**AIM**
Tally the lines in these records that hold the string "ApplicationGateway", and reply with the number alone.

※

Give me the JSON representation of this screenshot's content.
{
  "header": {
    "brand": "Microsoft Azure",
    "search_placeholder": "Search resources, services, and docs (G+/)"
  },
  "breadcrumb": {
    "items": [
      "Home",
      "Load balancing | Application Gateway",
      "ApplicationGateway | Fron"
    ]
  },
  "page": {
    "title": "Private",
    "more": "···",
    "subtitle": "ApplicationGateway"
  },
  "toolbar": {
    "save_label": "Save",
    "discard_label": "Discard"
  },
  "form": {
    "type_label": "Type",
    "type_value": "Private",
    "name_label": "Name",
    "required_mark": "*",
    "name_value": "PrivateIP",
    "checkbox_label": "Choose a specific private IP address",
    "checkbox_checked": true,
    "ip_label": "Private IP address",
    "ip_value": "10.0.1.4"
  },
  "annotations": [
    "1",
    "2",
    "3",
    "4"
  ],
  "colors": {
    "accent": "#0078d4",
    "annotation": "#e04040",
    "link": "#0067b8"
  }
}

※

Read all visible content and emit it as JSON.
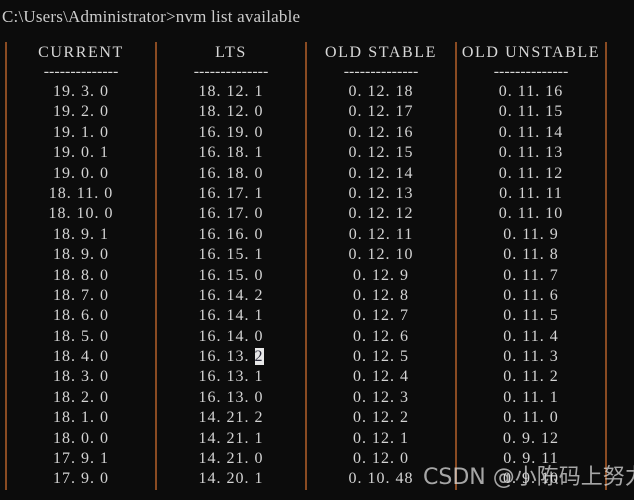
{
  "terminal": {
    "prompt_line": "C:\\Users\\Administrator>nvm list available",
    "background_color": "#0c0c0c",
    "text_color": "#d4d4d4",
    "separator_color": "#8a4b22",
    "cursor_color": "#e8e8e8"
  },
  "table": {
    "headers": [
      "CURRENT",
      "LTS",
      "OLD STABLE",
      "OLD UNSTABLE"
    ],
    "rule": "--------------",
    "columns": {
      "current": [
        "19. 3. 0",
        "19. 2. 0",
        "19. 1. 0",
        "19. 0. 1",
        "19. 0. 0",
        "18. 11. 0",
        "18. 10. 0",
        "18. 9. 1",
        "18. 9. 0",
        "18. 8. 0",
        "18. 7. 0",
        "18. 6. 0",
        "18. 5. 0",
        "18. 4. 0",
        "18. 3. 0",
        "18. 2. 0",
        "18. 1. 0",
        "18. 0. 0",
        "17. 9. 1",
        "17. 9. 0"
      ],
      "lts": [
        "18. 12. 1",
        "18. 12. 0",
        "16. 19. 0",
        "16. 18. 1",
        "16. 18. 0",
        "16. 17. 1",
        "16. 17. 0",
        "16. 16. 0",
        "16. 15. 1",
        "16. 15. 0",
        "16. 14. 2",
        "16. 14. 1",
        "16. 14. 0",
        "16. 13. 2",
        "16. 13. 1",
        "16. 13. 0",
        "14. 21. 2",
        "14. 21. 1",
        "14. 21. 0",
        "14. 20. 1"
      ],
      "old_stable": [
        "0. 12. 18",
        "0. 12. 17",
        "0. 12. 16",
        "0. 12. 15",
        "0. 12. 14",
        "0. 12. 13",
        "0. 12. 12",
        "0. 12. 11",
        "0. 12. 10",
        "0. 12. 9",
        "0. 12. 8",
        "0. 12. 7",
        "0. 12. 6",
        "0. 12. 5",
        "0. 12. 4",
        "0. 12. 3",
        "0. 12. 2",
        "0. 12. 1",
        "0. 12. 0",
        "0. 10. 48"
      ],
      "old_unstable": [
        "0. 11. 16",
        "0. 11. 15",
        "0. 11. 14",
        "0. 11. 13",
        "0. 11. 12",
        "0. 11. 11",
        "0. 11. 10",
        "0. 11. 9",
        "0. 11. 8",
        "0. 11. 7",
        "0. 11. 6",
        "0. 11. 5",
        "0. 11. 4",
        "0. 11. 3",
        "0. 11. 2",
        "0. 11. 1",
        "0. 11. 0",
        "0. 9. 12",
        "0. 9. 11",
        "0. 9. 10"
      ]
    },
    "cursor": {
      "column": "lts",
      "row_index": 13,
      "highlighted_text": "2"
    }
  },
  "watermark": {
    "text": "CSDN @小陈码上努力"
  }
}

※

**ANSWER TO THE TASK**
2